What needs to be done — Looking through the listing, how many of its lines hold the word "ventajas"? Answer with only the number.

Exercise material —
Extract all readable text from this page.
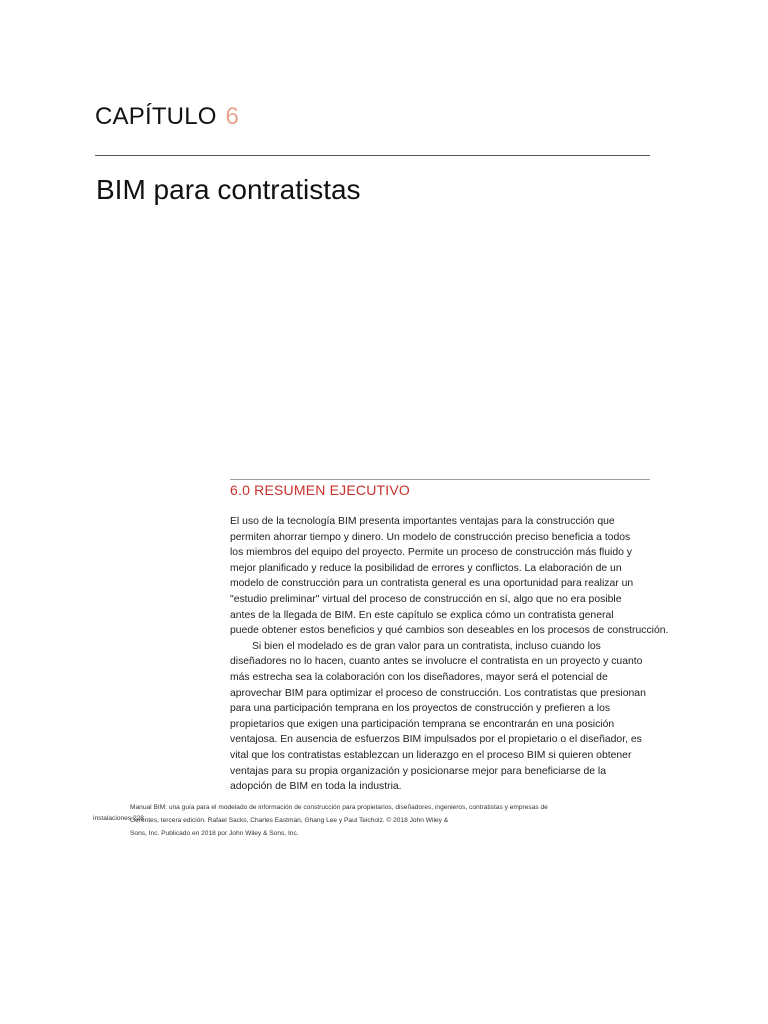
CAPÍTULO 6
BIM para contratistas
6.0 RESUMEN EJECUTIVO

El uso de la tecnología BIM presenta importantes ventajas para la construcción que
permiten ahorrar tiempo y dinero. Un modelo de construcción preciso beneficia a todos
los miembros del equipo del proyecto. Permite un proceso de construcción más fluido y
mejor planificado y reduce la posibilidad de errores y conflictos. La elaboración de un
modelo de construcción para un contratista general es una oportunidad para realizar un
"estudio preliminar" virtual del proceso de construcción en sí, algo que no era posible
antes de la llegada de BIM. En este capítulo se explica cómo un contratista general
puede obtener estos beneficios y qué cambios son deseables en los procesos de construcción.

Si bien el modelado es de gran valor para un contratista, incluso cuando los
diseñadores no lo hacen, cuanto antes se involucre el contratista en un proyecto y cuanto
más estrecha sea la colaboración con los diseñadores, mayor será el potencial de
aprovechar BIM para optimizar el proceso de construcción. Los contratistas que presionan
para una participación temprana en los proyectos de construcción y prefieren a los
propietarios que exigen una participación temprana se encontrarán en una posición
ventajosa. En ausencia de esfuerzos BIM impulsados por el propietario o el diseñador, es
vital que los contratistas establezcan un liderazgo en el proceso BIM si quieren obtener
ventajas para su propia organización y posicionarse mejor para beneficiarse de la
adopción de BIM en toda la industria.

Manual BIM: una guía para el modelado de información de construcción para propietarios, diseñadores, ingenieros, contratistas y empresas de
instalaciones 228
Gerentes, tercera edición. Rafael Sacks, Charles Eastman, Ghang Lee y Paul Teicholz. © 2018 John Wiley &
Sons, Inc. Publicado en 2018 por John Wiley & Sons, Inc.
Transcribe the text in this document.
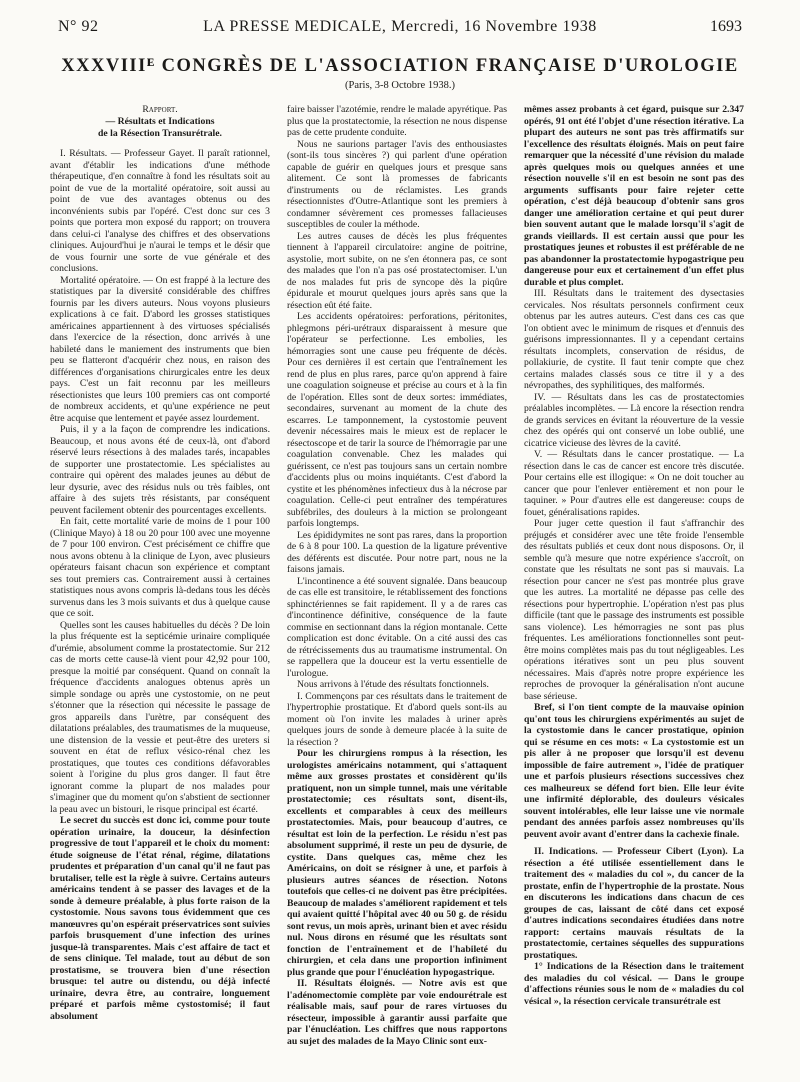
N° 92	LA PRESSE MEDICALE, Mercredi, 16 Novembre 1938	1693
XXXVIIIᴱ CONGRÈS DE L'ASSOCIATION FRANÇAISE D'UROLOGIE
(Paris, 3-8 Octobre 1938.)

Rapport.
— Résultats et Indications
de la Résection Transurétrale.

I. Résultats. — Professeur Gayet. Il paraît rationnel, avant d'établir les indications d'une méthode thérapeutique, d'en connaître à fond les résultats soit au point de vue de la mortalité opératoire, soit aussi au point de vue des avantages obtenus ou des inconvénients subis par l'opéré. C'est donc sur ces 3 points que portera mon exposé du rapport; on trouvera dans celui-ci l'analyse des chiffres et des observations cliniques. Aujourd'hui je n'aurai le temps et le désir que de vous fournir une sorte de vue générale et des conclusions.

Mortalité opératoire. — On est frappé à la lecture des statistiques par la diversité considérable des chiffres fournis par les divers auteurs. Nous voyons plusieurs explications à ce fait. D'abord les grosses statistiques américaines appartiennent à des virtuoses spécialisés dans l'exercice de la résection, donc arrivés à une habileté dans le maniement des instruments que bien peu se flatteront d'acquérir chez nous, en raison des différences d'organisations chirurgicales entre les deux pays. C'est un fait reconnu par les meilleurs résectionistes que leurs 100 premiers cas ont comporté de nombreux accidents, et qu'une expérience ne peut être acquise que lentement et payée assez lourdement.

Puis, il y a la façon de comprendre les indications. Beaucoup, et nous avons été de ceux-là, ont d'abord réservé leurs résections à des malades tarés, incapables de supporter une prostatectomie. Les spécialistes au contraire qui opèrent des malades jeunes au début de leur dysurie, avec des résidus nuls ou très faibles, ont affaire à des sujets très résistants, par conséquent peuvent facilement obtenir des pourcentages excellents.

En fait, cette mortalité varie de moins de 1 pour 100 (Clinique Mayo) à 18 ou 20 pour 100 avec une moyenne de 7 pour 100 environ. C'est précisément ce chiffre que nous avons obtenu à la clinique de Lyon, avec plusieurs opérateurs faisant chacun son expérience et comptant ses tout premiers cas. Contrairement aussi à certaines statistiques nous avons compris là-dedans tous les décès survenus dans les 3 mois suivants et dus à quelque cause que ce soit.

Quelles sont les causes habituelles du décès ? De loin la plus fréquente est la septicémie urinaire compliquée d'urémie, absolument comme la prostatectomie. Sur 212 cas de morts cette cause-là vient pour 42,92 pour 100, presque la moitié par conséquent. Quand on connaît la fréquence d'accidents analogues obtenus après un simple sondage ou après une cystostomie, on ne peut s'étonner que la résection qui nécessite le passage de gros appareils dans l'urètre, par conséquent des dilatations préalables, des traumatismes de la muqueuse, une distension de la vessie et peut-être des ureters si souvent en état de reflux vésico-rénal chez les prostatiques, que toutes ces conditions défavorables soient à l'origine du plus gros danger. Il faut être ignorant comme la plupart de nos malades pour s'imaginer que du moment qu'on s'abstient de sectionner la peau avec un bistouri, le risque principal est écarté.

Le secret du succès est donc ici, comme pour toute opération urinaire, la douceur, la désinfection progressive de tout l'appareil et le choix du moment: étude soigneuse de l'état rénal, régime, dilatations prudentes et préparation d'un canal qu'il ne faut pas brutaliser, telle est la règle à suivre. Certains auteurs américains tendent à se passer des lavages et de la sonde à demeure préalable, à plus forte raison de la cystostomie. Nous savons tous évidemment que ces manœuvres qu'on espérait préservatrices sont suivies parfois brusquement d'une infection des urines jusque-là transparentes. Mais c'est affaire de tact et de sens clinique. Tel malade, tout au début de son prostatisme, se trouvera bien d'une résection brusque: tel autre ou distendu, ou déjà infecté urinaire, devra être, au contraire, longuement préparé et parfois même cystostomisé; il faut absolument

faire baisser l'azotémie, rendre le malade apyrétique. Pas plus que la prostatectomie, la résection ne nous dispense pas de cette prudente conduite.

Nous ne saurions partager l'avis des enthousiastes (sont-ils tous sincères ?) qui parlent d'une opération capable de guérir en quelques jours et presque sans alitement. Ce sont là promesses de fabricants d'instruments ou de réclamistes. Les grands résectionnistes d'Outre-Atlantique sont les premiers à condamner sévèrement ces promesses fallacieuses susceptibles de couler la méthode.

Les autres causes de décès les plus fréquentes tiennent à l'appareil circulatoire: angine de poitrine, asystolie, mort subite, on ne s'en étonnera pas, ce sont des malades que l'on n'a pas osé prostatectomiser. L'un de nos malades fut pris de syncope dès la piqûre épidurale et mourut quelques jours après sans que la résection eût été faite.

Les accidents opératoires: perforations, péritonites, phlegmons péri-urétraux disparaissent à mesure que l'opérateur se perfectionne. Les embolies, les hémorragies sont une cause peu fréquente de décès. Pour ces dernières il est certain que l'entraînement les rend de plus en plus rares, parce qu'on apprend à faire une coagulation soigneuse et précise au cours et à la fin de l'opération. Elles sont de deux sortes: immédiates, secondaires, survenant au moment de la chute des escarres. Le tamponnement, la cystostomie peuvent devenir nécessaires mais le mieux est de replacer le résectoscope et de tarir la source de l'hémorragie par une coagulation convenable. Chez les malades qui guérissent, ce n'est pas toujours sans un certain nombre d'accidents plus ou moins inquiétants. C'est d'abord la cystite et les phénomènes infectieux dus à la nécrose par coagulation. Celle-ci peut entraîner des températures subfébriles, des douleurs à la miction se prolongeant parfois longtemps.

Les épididymites ne sont pas rares, dans la proportion de 6 à 8 pour 100. La question de la ligature préventive des déférents est discutée. Pour notre part, nous ne la faisons jamais.

L'incontinence a été souvent signalée. Dans beaucoup de cas elle est transitoire, le rétablissement des fonctions sphinctériennes se fait rapidement. Il y a de rares cas d'incontinence définitive, conséquence de la faute commise en sectionnant dans la région montanale. Cette complication est donc évitable. On a cité aussi des cas de rétrécissements dus au traumatisme instrumental. On se rappellera que la douceur est la vertu essentielle de l'urologue.

Nous arrivons à l'étude des résultats fonctionnels.

I. Commençons par ces résultats dans le traitement de l'hypertrophie prostatique. Et d'abord quels sont-ils au moment où l'on invite les malades à uriner après quelques jours de sonde à demeure placée à la suite de la résection ?

Pour les chirurgiens rompus à la résection, les urologistes américains notamment, qui s'attaquent même aux grosses prostates et considèrent qu'ils pratiquent, non un simple tunnel, mais une véritable prostatectomie; ces résultats sont, disent-ils, excellents et comparables à ceux des meilleurs prostatectomies. Mais, pour beaucoup d'autres, ce résultat est loin de la perfection. Le résidu n'est pas absolument supprimé, il reste un peu de dysurie, de cystite. Dans quelques cas, même chez les Américains, on doit se résigner à une, et parfois à plusieurs autres séances de résection. Notons toutefois que celles-ci ne doivent pas être précipitées. Beaucoup de malades s'améliorent rapidement et tels qui avaient quitté l'hôpital avec 40 ou 50 g. de résidu sont revus, un mois après, urinant bien et avec résidu nul. Nous dirons en résumé que les résultats sont fonction de l'entraînement et de l'habileté du chirurgien, et cela dans une proportion infiniment plus grande que pour l'énucléation hypogastrique.

II. Résultats éloignés. — Notre avis est que l'adénomectomie complète par voie endourétrale est réalisable mais, sauf pour de rares virtuoses du résecteur, impossible à garantir aussi parfaite que par l'énucléation. Les chiffres que nous rapportons au sujet des malades de la Mayo Clinic sont eux-

mêmes assez probants à cet égard, puisque sur 2.347 opérés, 91 ont été l'objet d'une résection itérative. La plupart des auteurs ne sont pas très affirmatifs sur l'excellence des résultats éloignés. Mais on peut faire remarquer que la nécessité d'une révision du malade après quelques mois ou quelques années et une résection nouvelle s'il en est besoin ne sont pas des arguments suffisants pour faire rejeter cette opération, c'est déjà beaucoup d'obtenir sans gros danger une amélioration certaine et qui peut durer bien souvent autant que le malade lorsqu'il s'agit de grands vieillards. Il est certain aussi que pour les prostatiques jeunes et robustes il est préférable de ne pas abandonner la prostatectomie hypogastrique peu dangereuse pour eux et certainement d'un effet plus durable et plus complet.

III. Résultats dans le traitement des dysectasies cervicales. Nos résultats personnels confirment ceux obtenus par les autres auteurs. C'est dans ces cas que l'on obtient avec le minimum de risques et d'ennuis des guérisons impressionnantes. Il y a cependant certains résultats incomplets, conservation de résidus, de pollakiurie, de cystite. Il faut tenir compte que chez certains malades classés sous ce titre il y a des névropathes, des syphilitiques, des malformés.

IV. — Résultats dans les cas de prostatectomies préalables incomplètes. — Là encore la résection rendra de grands services en évitant la réouverture de la vessie chez des opérés qui ont conservé un lobe oublié, une cicatrice vicieuse des lèvres de la cavité.

V. — Résultats dans le cancer prostatique. — La résection dans le cas de cancer est encore très discutée. Pour certains elle est illogique: « On ne doit toucher au cancer que pour l'enlever entièrement et non pour le taquiner. » Pour d'autres elle est dangereuse: coups de fouet, généralisations rapides.

Pour juger cette question il faut s'affranchir des préjugés et considérer avec une tête froide l'ensemble des résultats publiés et ceux dont nous disposons. Or, il semble qu'à mesure que notre expérience s'accroît, on constate que les résultats ne sont pas si mauvais. La résection pour cancer ne s'est pas montrée plus grave que les autres. La mortalité ne dépasse pas celle des résections pour hypertrophie. L'opération n'est pas plus difficile (tant que le passage des instruments est possible sans violence). Les hémorragies ne sont pas plus fréquentes. Les améliorations fonctionnelles sont peut-être moins complètes mais pas du tout négligeables. Les opérations itératives sont un peu plus souvent nécessaires. Mais d'après notre propre expérience les reproches de provoquer la généralisation n'ont aucune base sérieuse.

Bref, si l'on tient compte de la mauvaise opinion qu'ont tous les chirurgiens expérimentés au sujet de la cystostomie dans le cancer prostatique, opinion qui se résume en ces mots: « La cystostomie est un pis aller à ne proposer que lorsqu'il est devenu impossible de faire autrement », l'idée de pratiquer une et parfois plusieurs résections successives chez ces malheureux se défend fort bien. Elle leur évite une infirmité déplorable, des douleurs vésicales souvent intolérables, elle leur laisse une vie normale pendant des années parfois assez nombreuses qu'ils peuvent avoir avant d'entrer dans la cachexie finale.

II. Indications. — Professeur Cibert (Lyon). La résection a été utilisée essentiellement dans le traitement des « maladies du col », du cancer de la prostate, enfin de l'hypertrophie de la prostate. Nous en discuterons les indications dans chacun de ces groupes de cas, laissant de côté dans cet exposé d'autres indications secondaires étudiées dans notre rapport: certains mauvais résultats de la prostatectomie, certaines séquelles des suppurations prostatiques.

1° Indications de la Résection dans le traitement des maladies du col vésical. — Dans le groupe d'affections réunies sous le nom de « maladies du col vésical », la résection cervicale transurétrale est
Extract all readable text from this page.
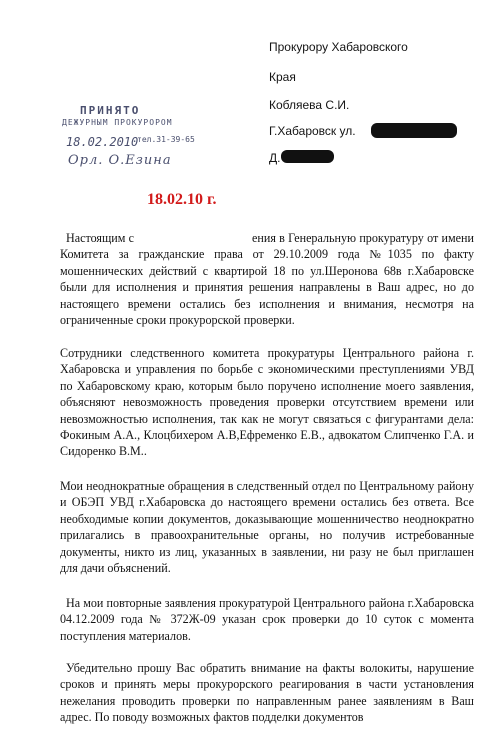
Прокурору Хабаровского
Края
Кобляева С.И.
Г.Хабаровск ул.
Д.
ПРИНЯТО
ДЕЖУРНЫМ ПРОКУРОРОМ
18.02.2010
тел.31-39-65
Орл. О.Езина
18.02.10 г.
Настоящим с	ения в Генеральную прокуратуру от имени Комитета за гражданские права от 29.10.2009 года №1035 по факту мошеннических действий с квартирой 18 по ул.Шеронова 68в г.Хабаровске были для исполнения и принятия решения направлены в Ваш адрес, но до настоящего времени остались без исполнения и внимания, несмотря на ограниченные сроки прокурорской проверки.
Сотрудники следственного комитета прокуратуры Центрального района г. Хабаровска и управления по борьбе с экономическими преступлениями УВД по Хабаровскому краю, которым было поручено исполнение моего заявления, объясняют невозможность проведения проверки отсутствием времени или невозможностью исполнения, так как не могут связаться с фигурантами дела: Фокиным А.А., Клоцбихером А.В,Ефременко Е.В., адвокатом Слипченко Г.А. и Сидоренко В.М..
Мои неоднократные обращения в следственный отдел по Центральному району и ОБЭП УВД г.Хабаровска до настоящего времени остались без ответа. Все необходимые копии документов, доказывающие мошенничество неоднократно прилагались в правоохранительные органы, но получив истребованные документы, никто из лиц, указанных в заявлении, ни разу не был приглашен для дачи объяснений.
На мои повторные заявления прокуратурой Центрального района г.Хабаровска 04.12.2009 года № 372Ж-09 указан срок проверки до 10 суток с момента поступления материалов.
Убедительно прошу Вас обратить внимание на факты волокиты, нарушение сроков и принять меры прокурорского реагирования в части установления нежелания проводить проверки по направленным ранее заявлениям в Ваш адрес. По поводу возможных фактов подделки документов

Finished answer — 2